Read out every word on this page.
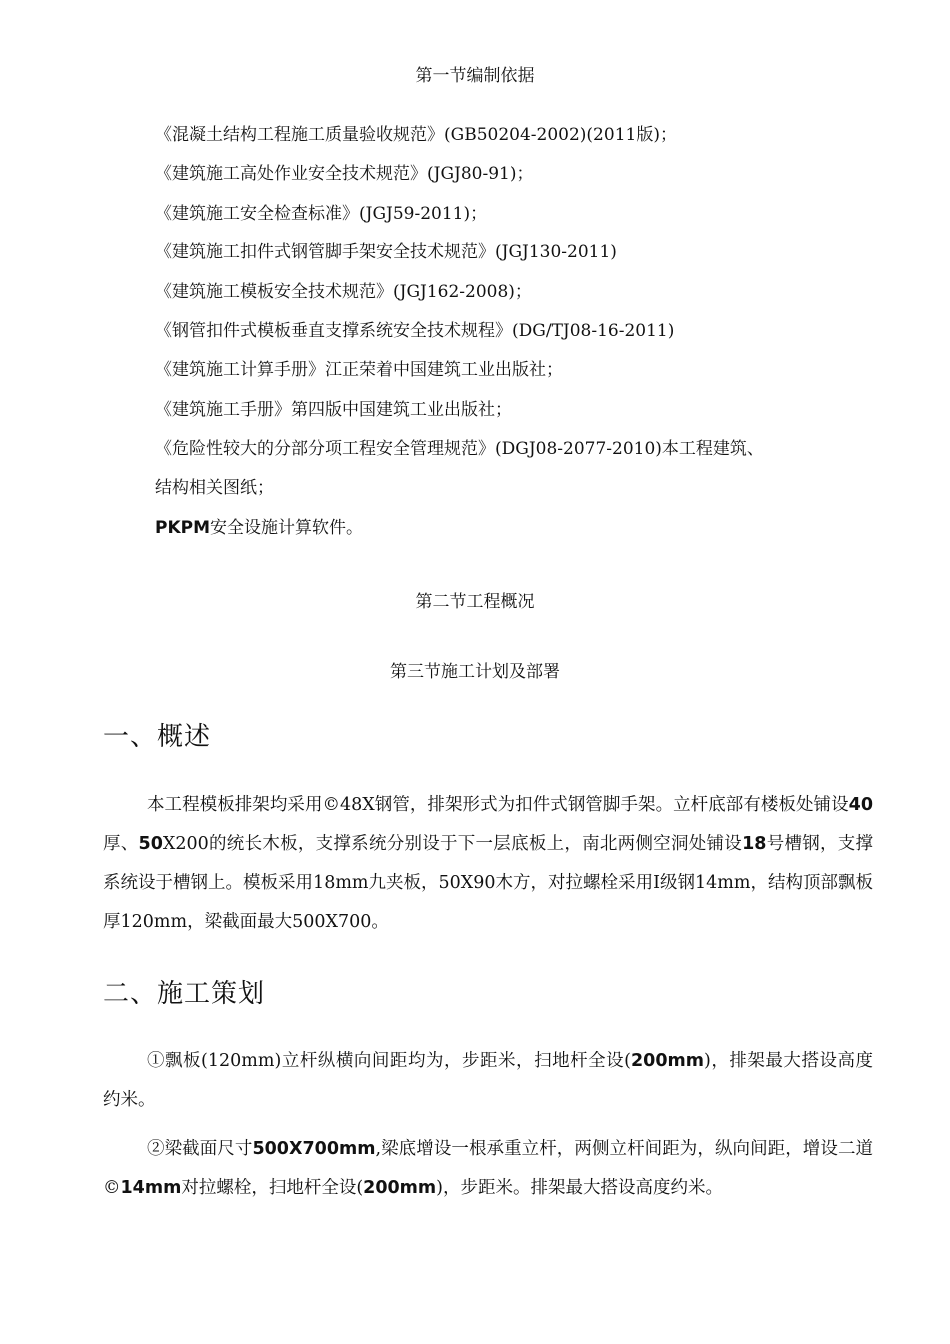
第一节编制依据
《混凝土结构工程施工质量验收规范》(GB50204-2002)(2011版)；
《建筑施工高处作业安全技术规范》(JGJ80-91)；
《建筑施工安全检查标准》(JGJ59-2011)；
《建筑施工扣件式钢管脚手架安全技术规范》(JGJ130-2011)
《建筑施工模板安全技术规范》(JGJ162-2008)；
《钢管扣件式模板垂直支撑系统安全技术规程》(DG/TJ08-16-2011)
《建筑施工计算手册》江正荣着中国建筑工业出版社；
《建筑施工手册》第四版中国建筑工业出版社；
《危险性较大的分部分项工程安全管理规范》(DGJ08-2077-2010)本工程建筑、
结构相关图纸；
PKPM安全设施计算软件。
第二节工程概况
第三节施工计划及部署
一、概述
本工程模板排架均采用©48X钢管，排架形式为扣件式钢管脚手架。立杆底部有楼板处铺设40厚、50X200的统长木板，支撑系统分别设于下一层底板上，南北两侧空洞处铺设18号槽钢，支撑系统设于槽钢上。模板采用18mm九夹板，50X90木方，对拉螺栓采用Ⅰ级钢14mm，结构顶部飘板厚120mm，梁截面最大500X700。
二、施工策划
①飘板(120mm)立杆纵横向间距均为，步距米，扫地杆全设(200mm)，排架最大搭设高度约米。
②梁截面尺寸500X700mm,梁底增设一根承重立杆，两侧立杆间距为，纵向间距，增设二道©14mm对拉螺栓，扫地杆全设(200mm)，步距米。排架最大搭设高度约米。
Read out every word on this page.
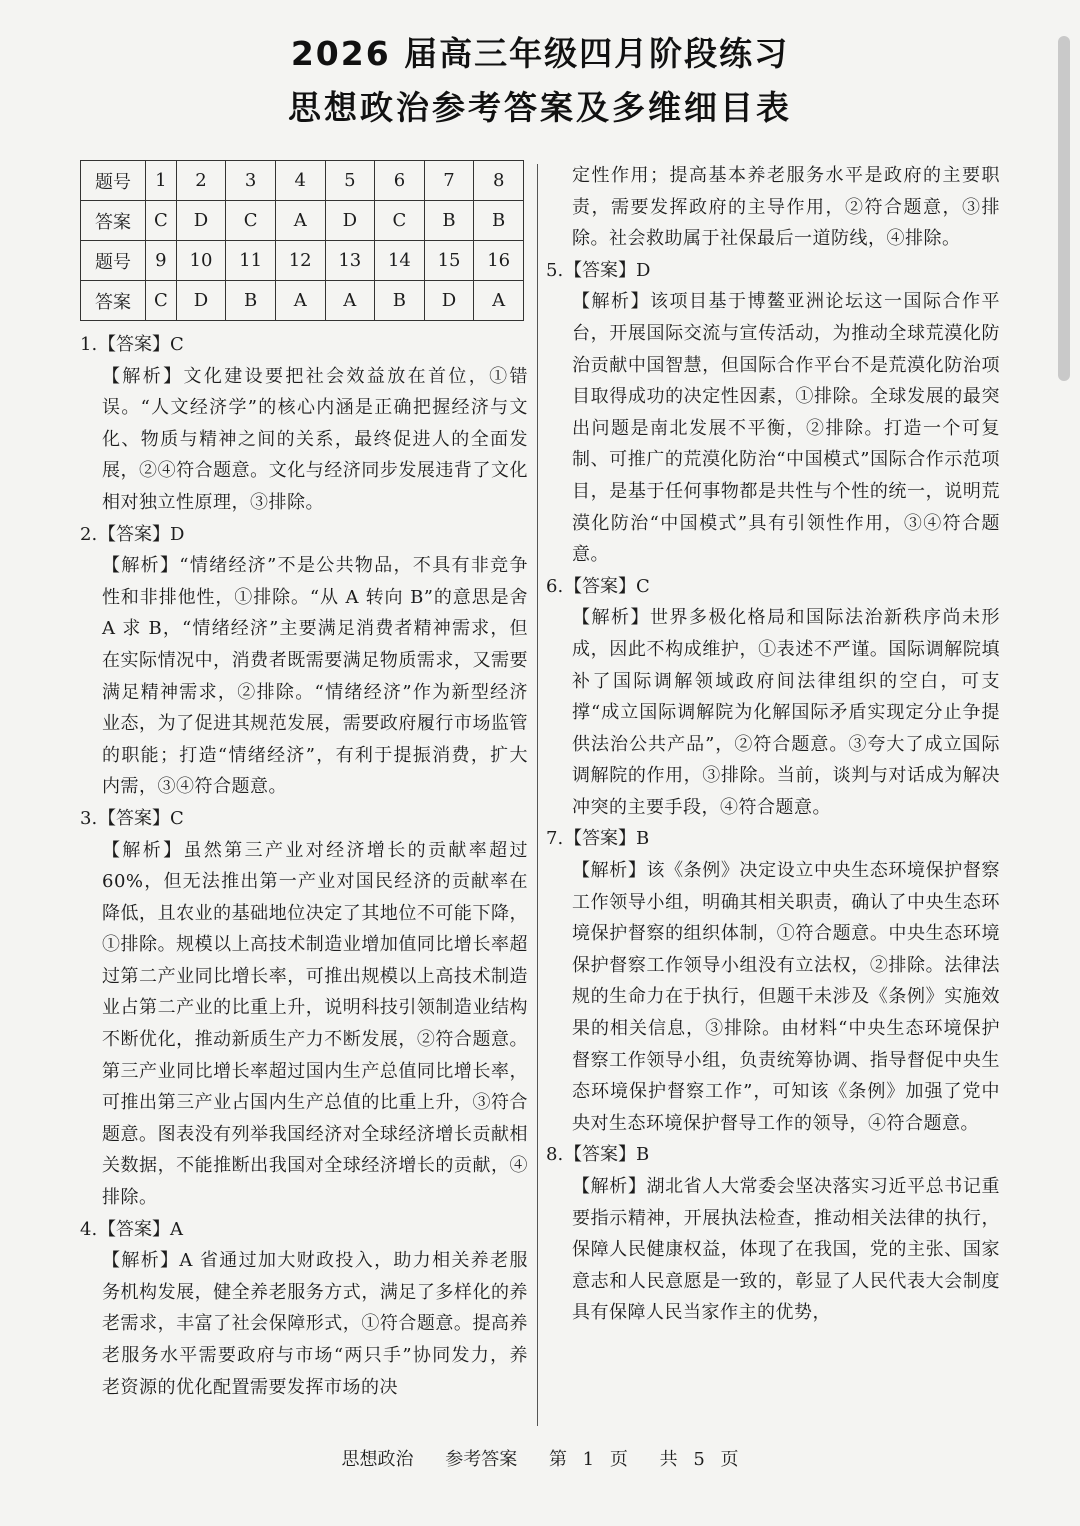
2026 届高三年级四月阶段练习
思想政治参考答案及多维细目表
题号	1	2	3	4	5	6	7	8
答案	C	D	C	A	D	C	B	B
题号	9	10	11	12	13	14	15	16
答案	C	D	B	A	A	B	D	A

1.【答案】C

【解析】文化建设要把社会效益放在首位，①错误。“人文经济学”的核心内涵是正确把握经济与文化、物质与精神之间的关系，最终促进人的全面发展，②④符合题意。文化与经济同步发展违背了文化相对独立性原理，③排除。

2.【答案】D

【解析】“情绪经济”不是公共物品，不具有非竞争性和非排他性，①排除。“从 A 转向 B”的意思是舍 A 求 B，“情绪经济”主要满足消费者精神需求，但在实际情况中，消费者既需要满足物质需求，又需要满足精神需求，②排除。“情绪经济”作为新型经济业态，为了促进其规范发展，需要政府履行市场监管的职能；打造“情绪经济”，有利于提振消费，扩大内需，③④符合题意。

3.【答案】C

【解析】虽然第三产业对经济增长的贡献率超过60%，但无法推出第一产业对国民经济的贡献率在降低，且农业的基础地位决定了其地位不可能下降，①排除。规模以上高技术制造业增加值同比增长率超过第二产业同比增长率，可推出规模以上高技术制造业占第二产业的比重上升，说明科技引领制造业结构不断优化，推动新质生产力不断发展，②符合题意。第三产业同比增长率超过国内生产总值同比增长率，可推出第三产业占国内生产总值的比重上升，③符合题意。图表没有列举我国经济对全球经济增长贡献相关数据，不能推断出我国对全球经济增长的贡献，④排除。

4.【答案】A

【解析】A 省通过加大财政投入，助力相关养老服务机构发展，健全养老服务方式，满足了多样化的养老需求，丰富了社会保障形式，①符合题意。提高养老服务水平需要政府与市场“两只手”协同发力，养老资源的优化配置需要发挥市场的决

定性作用；提高基本养老服务水平是政府的主要职责，需要发挥政府的主导作用，②符合题意，③排除。社会救助属于社保最后一道防线，④排除。

5.【答案】D

【解析】该项目基于博鳌亚洲论坛这一国际合作平台，开展国际交流与宣传活动，为推动全球荒漠化防治贡献中国智慧，但国际合作平台不是荒漠化防治项目取得成功的决定性因素，①排除。全球发展的最突出问题是南北发展不平衡，②排除。打造一个可复制、可推广的荒漠化防治“中国模式”国际合作示范项目，是基于任何事物都是共性与个性的统一，说明荒漠化防治“中国模式”具有引领性作用，③④符合题意。

6.【答案】C

【解析】世界多极化格局和国际法治新秩序尚未形成，因此不构成维护，①表述不严谨。国际调解院填补了国际调解领域政府间法律组织的空白，可支撑“成立国际调解院为化解国际矛盾实现定分止争提供法治公共产品”，②符合题意。③夸大了成立国际调解院的作用，③排除。当前，谈判与对话成为解决冲突的主要手段，④符合题意。

7.【答案】B

【解析】该《条例》决定设立中央生态环境保护督察工作领导小组，明确其相关职责，确认了中央生态环境保护督察的组织体制，①符合题意。中央生态环境保护督察工作领导小组没有立法权，②排除。法律法规的生命力在于执行，但题干未涉及《条例》实施效果的相关信息，③排除。由材料“中央生态环境保护督察工作领导小组，负责统筹协调、指导督促中央生态环境保护督察工作”，可知该《条例》加强了党中央对生态环境保护督导工作的领导，④符合题意。

8.【答案】B

【解析】湖北省人大常委会坚决落实习近平总书记重要指示精神，开展执法检查，推动相关法律的执行，保障人民健康权益，体现了在我国，党的主张、国家意志和人民意愿是一致的，彰显了人民代表大会制度具有保障人民当家作主的优势，

思想政治 参考答案 第 1 页 共 5 页
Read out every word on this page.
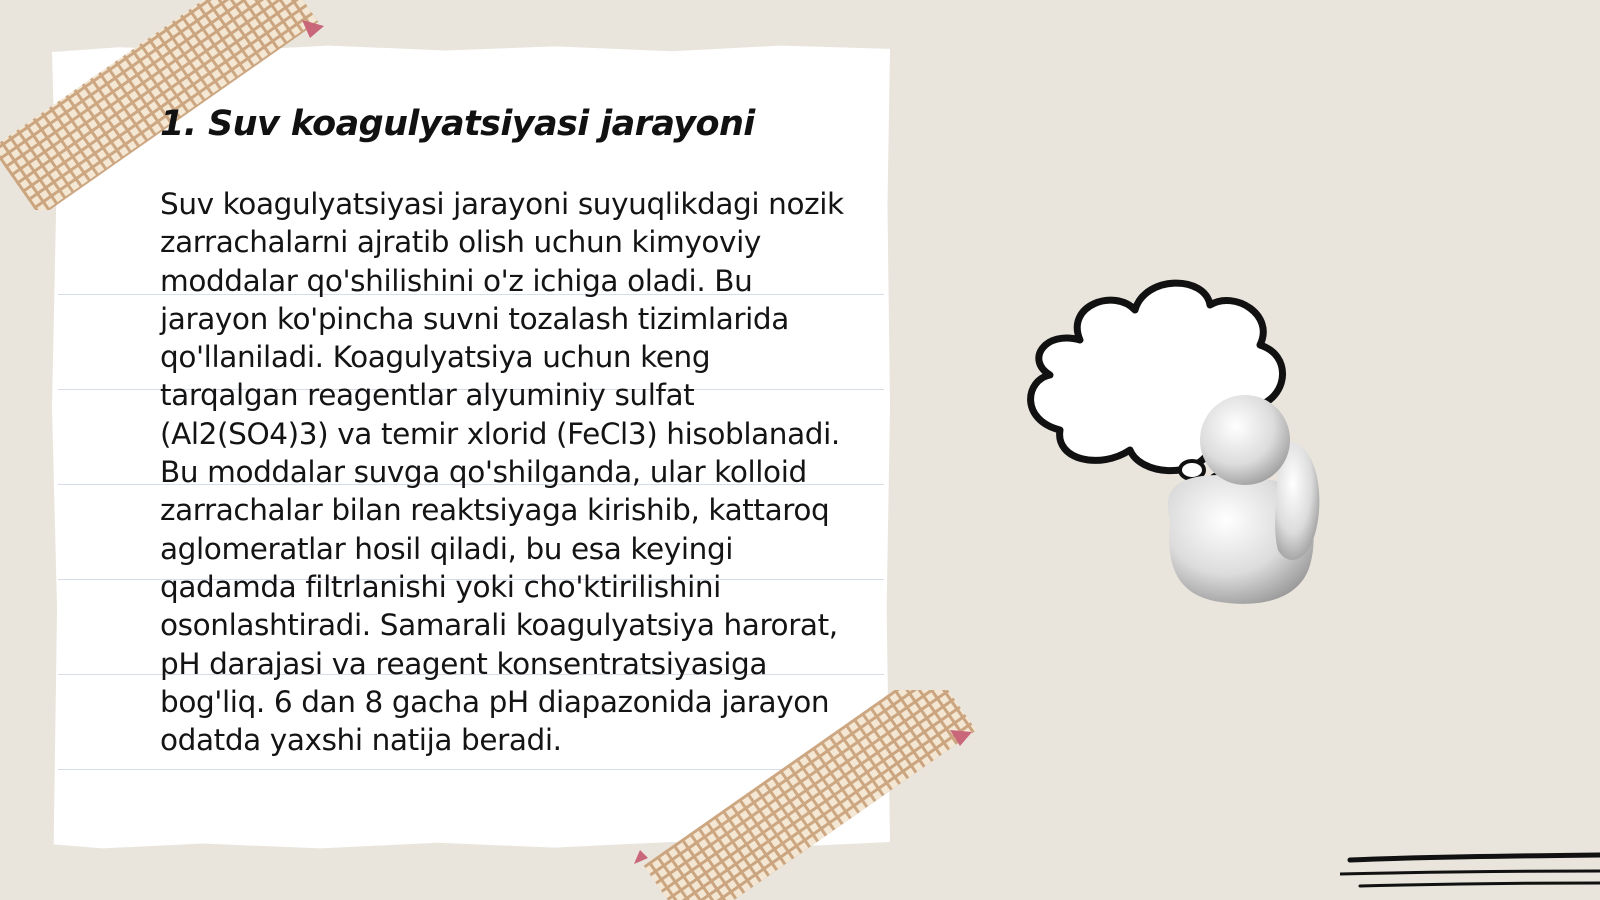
1. Suv koagulyatsiyasi jarayoni

Suv koagulyatsiyasi jarayoni suyuqlikdagi nozik zarrachalarni ajratib olish uchun kimyoviy moddalar qo'shilishini o'z ichiga oladi. Bu jarayon ko'pincha suvni tozalash tizimlarida qo'llaniladi. Koagulyatsiya uchun keng tarqalgan reagentlar alyuminiy sulfat (Al2(SO4)3) va temir xlorid (FeCl3) hisoblanadi. Bu moddalar suvga qo'shilganda, ular kolloid zarrachalar bilan reaktsiyaga kirishib, kattaroq aglomeratlar hosil qiladi, bu esa keyingi qadamda filtrlanishi yoki cho'ktirilishini osonlashtiradi. Samarali koagulyatsiya harorat, pH darajasi va reagent konsentratsiyasiga bog'liq. 6 dan 8 gacha pH diapazonida jarayon odatda yaxshi natija beradi.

····················

(Stated exercise): Pull every line holding "③④符合题意" out of the records.

(Expected answer):
【解析】“情绪经济”不是公共物品，不具有非竞争性和非排他性，①排除。“从 A 转向 B”的意思是舍 A 求 B，“情绪经济”主要满足消费者精神需求，但在实际情况中，消费者既需要满足物质需求，又需要满足精神需求，②排除。“情绪经济”作为新型经济业态，为了促进其规范发展，需要政府履行市场监管的职能；打造“情绪经济”，有利于提振消费，扩大内需，③④符合题意。
【解析】该项目基于博鳌亚洲论坛这一国际合作平台，开展国际交流与宣传活动，为推动全球荒漠化防治贡献中国智慧，但国际合作平台不是荒漠化防治项目取得成功的决定性因素，①排除。全球发展的最突出问题是南北发展不平衡，②排除。打造一个可复制、可推广的荒漠化防治“中国模式”国际合作示范项目，是基于任何事物都是共性与个性的统一，说明荒漠化防治“中国模式”具有引领性作用，③④符合题意。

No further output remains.